'''

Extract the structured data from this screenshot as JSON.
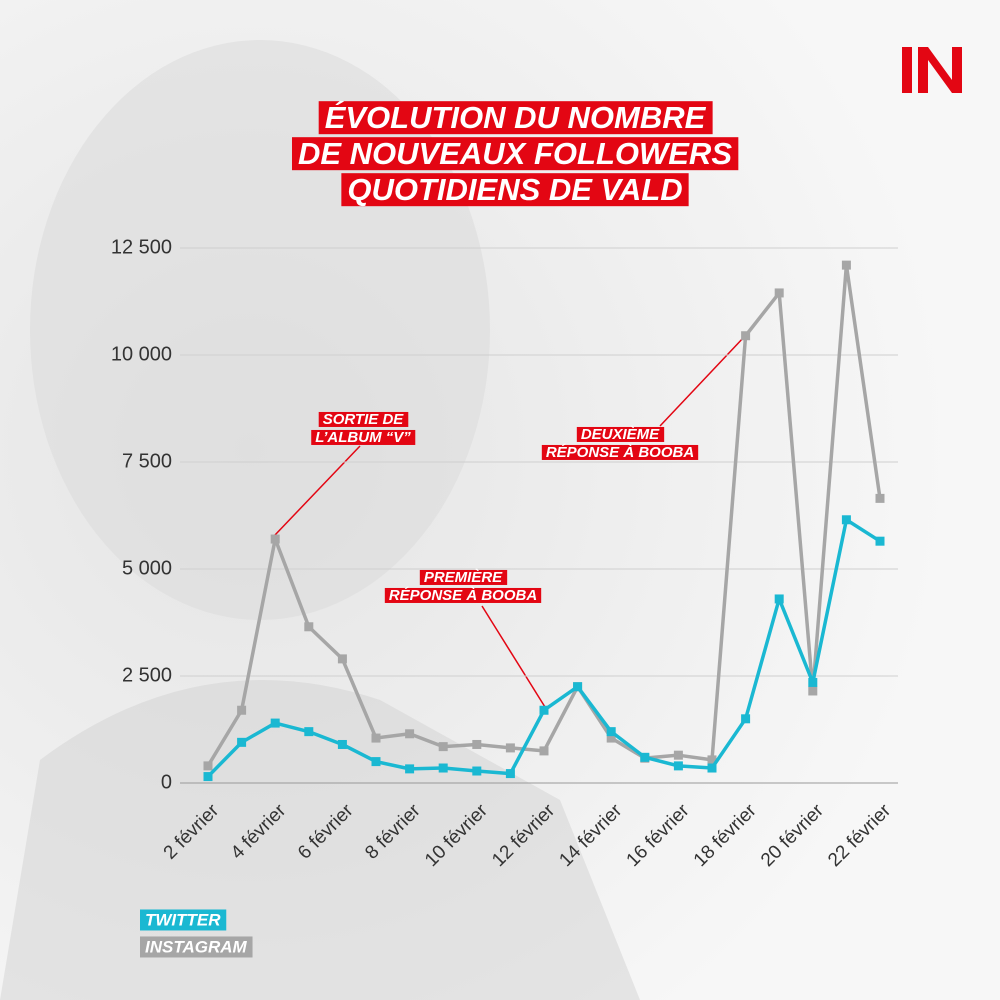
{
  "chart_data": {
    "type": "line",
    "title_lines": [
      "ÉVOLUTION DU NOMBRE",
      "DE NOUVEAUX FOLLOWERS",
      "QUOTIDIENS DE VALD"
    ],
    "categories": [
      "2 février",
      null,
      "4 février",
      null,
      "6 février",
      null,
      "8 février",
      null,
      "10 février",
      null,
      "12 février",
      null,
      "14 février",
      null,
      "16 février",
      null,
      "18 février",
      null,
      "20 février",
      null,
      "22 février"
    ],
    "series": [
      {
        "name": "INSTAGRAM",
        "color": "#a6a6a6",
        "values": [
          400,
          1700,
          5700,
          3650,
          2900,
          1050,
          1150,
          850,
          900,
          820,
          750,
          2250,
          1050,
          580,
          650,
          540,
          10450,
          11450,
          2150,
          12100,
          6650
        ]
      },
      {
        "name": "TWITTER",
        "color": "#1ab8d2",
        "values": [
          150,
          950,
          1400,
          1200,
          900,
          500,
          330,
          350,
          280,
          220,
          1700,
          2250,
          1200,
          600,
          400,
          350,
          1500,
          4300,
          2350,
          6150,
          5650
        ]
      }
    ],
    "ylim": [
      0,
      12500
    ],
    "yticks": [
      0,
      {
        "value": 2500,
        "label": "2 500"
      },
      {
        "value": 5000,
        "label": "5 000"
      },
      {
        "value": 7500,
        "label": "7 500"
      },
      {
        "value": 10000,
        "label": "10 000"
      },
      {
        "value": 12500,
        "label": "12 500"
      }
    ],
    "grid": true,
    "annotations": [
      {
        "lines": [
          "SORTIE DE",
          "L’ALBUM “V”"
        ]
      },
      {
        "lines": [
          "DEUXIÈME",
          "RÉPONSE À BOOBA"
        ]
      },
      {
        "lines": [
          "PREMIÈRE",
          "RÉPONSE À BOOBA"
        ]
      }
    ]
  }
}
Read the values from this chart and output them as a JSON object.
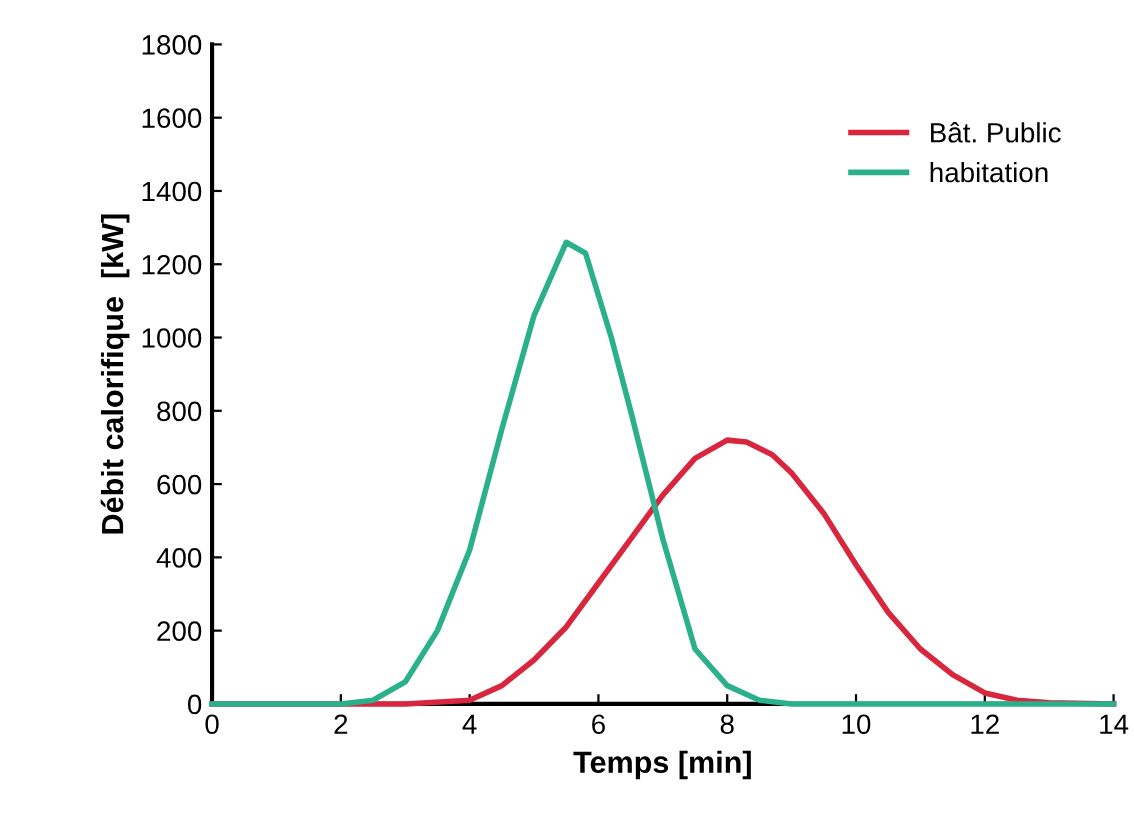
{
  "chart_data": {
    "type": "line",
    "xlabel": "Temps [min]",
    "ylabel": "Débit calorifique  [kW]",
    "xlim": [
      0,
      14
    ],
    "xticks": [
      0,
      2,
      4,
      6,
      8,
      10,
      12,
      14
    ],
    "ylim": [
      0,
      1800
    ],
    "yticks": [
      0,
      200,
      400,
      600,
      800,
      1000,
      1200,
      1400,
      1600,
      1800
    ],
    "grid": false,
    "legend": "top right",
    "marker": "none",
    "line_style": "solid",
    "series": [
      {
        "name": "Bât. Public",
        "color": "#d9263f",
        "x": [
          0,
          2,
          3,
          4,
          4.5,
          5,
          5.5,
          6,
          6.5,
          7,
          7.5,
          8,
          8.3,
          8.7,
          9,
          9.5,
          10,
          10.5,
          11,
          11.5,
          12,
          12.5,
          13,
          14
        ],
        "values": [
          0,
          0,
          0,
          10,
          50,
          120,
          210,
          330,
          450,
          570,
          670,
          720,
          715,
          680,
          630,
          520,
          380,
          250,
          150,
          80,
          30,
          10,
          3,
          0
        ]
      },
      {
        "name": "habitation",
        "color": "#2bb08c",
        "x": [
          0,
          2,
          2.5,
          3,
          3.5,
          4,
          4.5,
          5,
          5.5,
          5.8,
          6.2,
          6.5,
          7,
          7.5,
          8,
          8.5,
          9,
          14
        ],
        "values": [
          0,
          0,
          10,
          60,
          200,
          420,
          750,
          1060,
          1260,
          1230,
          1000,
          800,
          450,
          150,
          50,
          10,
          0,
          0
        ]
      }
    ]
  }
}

'''
'''

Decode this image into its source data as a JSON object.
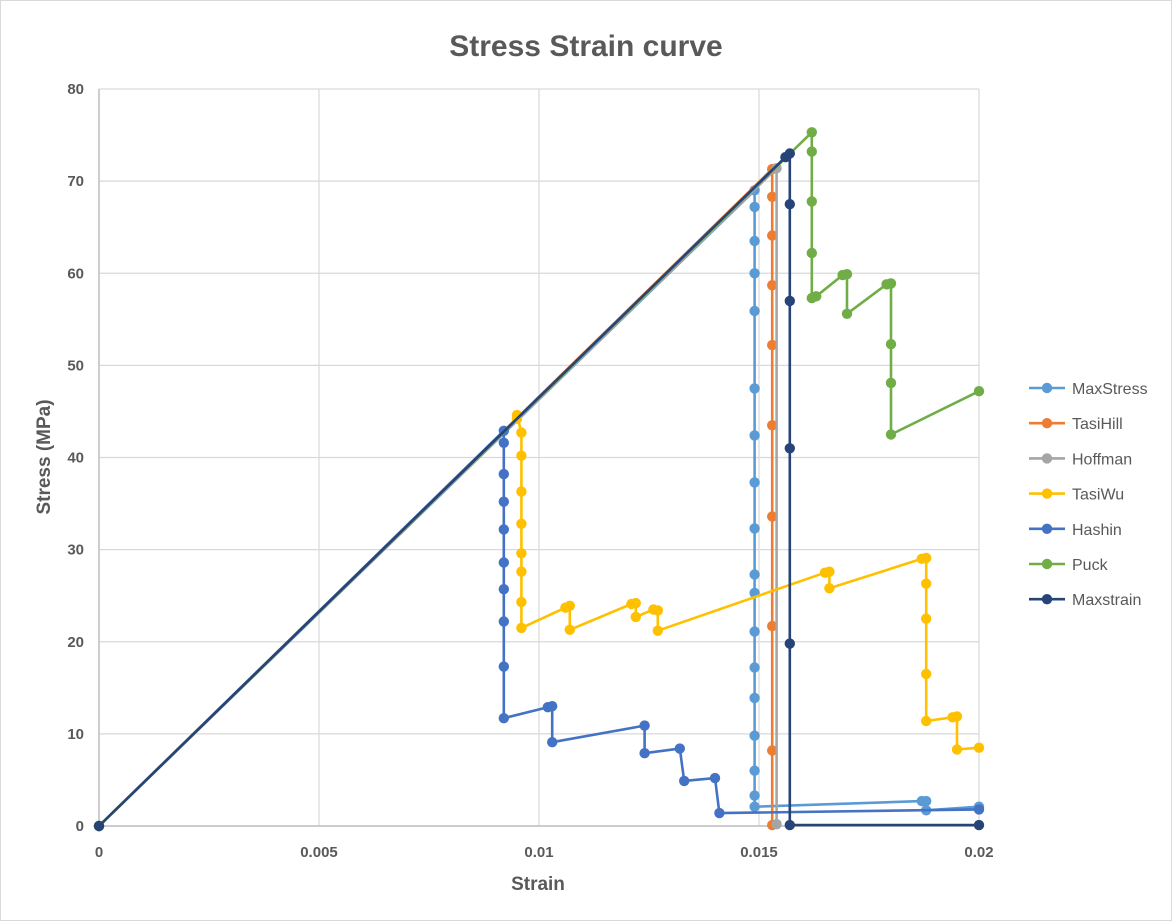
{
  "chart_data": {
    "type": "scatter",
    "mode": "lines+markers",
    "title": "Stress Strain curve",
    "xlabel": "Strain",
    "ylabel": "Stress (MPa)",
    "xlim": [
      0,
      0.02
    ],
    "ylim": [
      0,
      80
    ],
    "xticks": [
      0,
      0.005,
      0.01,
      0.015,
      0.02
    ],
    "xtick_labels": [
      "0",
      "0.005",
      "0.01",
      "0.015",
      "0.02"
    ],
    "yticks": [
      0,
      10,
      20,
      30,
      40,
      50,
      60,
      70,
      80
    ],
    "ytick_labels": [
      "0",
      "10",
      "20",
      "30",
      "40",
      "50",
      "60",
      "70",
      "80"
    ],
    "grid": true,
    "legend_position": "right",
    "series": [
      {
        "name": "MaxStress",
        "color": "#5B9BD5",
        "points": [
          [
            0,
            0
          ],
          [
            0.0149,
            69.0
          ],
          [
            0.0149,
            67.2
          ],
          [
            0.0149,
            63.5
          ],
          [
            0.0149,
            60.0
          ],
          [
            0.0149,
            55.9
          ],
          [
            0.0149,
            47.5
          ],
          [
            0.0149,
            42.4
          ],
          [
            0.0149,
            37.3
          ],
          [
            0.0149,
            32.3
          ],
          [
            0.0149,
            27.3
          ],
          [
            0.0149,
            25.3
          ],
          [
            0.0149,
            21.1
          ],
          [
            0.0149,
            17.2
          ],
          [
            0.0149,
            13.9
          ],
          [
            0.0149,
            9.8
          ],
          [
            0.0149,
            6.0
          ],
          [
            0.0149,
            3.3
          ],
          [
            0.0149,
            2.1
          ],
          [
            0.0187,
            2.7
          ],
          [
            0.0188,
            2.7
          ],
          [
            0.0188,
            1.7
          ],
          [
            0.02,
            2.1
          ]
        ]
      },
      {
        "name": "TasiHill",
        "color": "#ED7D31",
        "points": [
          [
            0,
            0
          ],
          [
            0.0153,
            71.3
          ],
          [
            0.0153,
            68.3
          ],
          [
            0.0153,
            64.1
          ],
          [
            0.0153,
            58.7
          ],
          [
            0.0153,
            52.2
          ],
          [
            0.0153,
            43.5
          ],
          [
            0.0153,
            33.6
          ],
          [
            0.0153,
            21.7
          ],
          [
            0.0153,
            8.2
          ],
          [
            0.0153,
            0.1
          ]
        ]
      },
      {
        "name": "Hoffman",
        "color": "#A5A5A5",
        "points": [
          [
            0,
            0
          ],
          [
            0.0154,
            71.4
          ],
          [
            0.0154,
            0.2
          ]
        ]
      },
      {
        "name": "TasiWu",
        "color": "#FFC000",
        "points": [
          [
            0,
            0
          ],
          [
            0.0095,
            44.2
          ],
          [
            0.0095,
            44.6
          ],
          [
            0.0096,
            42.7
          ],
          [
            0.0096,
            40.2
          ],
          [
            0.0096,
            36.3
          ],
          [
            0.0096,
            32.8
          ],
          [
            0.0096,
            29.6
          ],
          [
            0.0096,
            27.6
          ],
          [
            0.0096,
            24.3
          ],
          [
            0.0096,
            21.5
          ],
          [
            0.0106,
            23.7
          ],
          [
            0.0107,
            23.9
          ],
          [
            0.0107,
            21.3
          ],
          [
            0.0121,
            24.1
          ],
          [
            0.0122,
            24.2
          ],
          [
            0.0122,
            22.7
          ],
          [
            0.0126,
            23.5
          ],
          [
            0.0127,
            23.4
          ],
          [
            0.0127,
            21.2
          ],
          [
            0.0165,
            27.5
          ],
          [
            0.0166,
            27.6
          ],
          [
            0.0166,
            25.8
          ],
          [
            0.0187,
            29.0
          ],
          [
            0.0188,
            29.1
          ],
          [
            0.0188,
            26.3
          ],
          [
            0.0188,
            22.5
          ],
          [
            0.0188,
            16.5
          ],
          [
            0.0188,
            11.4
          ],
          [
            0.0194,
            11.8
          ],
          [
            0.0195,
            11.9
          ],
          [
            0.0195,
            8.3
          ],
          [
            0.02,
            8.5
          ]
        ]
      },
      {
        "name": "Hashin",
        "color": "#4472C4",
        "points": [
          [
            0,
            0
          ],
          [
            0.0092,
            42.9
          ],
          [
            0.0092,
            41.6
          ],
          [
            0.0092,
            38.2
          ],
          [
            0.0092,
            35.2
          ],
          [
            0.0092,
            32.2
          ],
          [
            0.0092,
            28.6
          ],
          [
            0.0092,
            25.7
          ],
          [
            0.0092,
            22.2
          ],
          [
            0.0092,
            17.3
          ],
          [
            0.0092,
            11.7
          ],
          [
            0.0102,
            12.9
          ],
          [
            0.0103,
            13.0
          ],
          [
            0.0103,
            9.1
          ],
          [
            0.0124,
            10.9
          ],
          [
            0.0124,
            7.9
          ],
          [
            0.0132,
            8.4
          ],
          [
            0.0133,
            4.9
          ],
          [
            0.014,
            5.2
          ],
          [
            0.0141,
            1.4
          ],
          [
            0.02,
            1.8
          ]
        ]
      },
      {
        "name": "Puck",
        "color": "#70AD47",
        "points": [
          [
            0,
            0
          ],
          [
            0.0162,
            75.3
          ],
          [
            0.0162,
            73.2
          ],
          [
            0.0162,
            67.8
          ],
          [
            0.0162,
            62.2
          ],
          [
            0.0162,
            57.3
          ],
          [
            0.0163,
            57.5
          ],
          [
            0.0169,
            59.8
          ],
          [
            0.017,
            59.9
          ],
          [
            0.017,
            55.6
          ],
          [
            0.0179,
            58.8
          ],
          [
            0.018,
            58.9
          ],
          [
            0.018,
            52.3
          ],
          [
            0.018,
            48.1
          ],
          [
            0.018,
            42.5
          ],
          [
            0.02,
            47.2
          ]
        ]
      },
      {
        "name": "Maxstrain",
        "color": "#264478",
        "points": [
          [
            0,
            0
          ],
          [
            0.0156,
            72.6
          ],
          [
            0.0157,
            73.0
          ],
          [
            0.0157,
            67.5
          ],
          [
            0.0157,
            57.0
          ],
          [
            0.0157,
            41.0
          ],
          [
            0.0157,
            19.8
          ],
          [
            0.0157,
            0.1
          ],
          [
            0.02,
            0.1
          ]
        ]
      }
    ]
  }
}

'''

Filter the entries down to the lines with the word "ylabel" in them.

    "ylabel": "Débit calorifique  [kW]",
    "ylabel": "Stress (MPa)",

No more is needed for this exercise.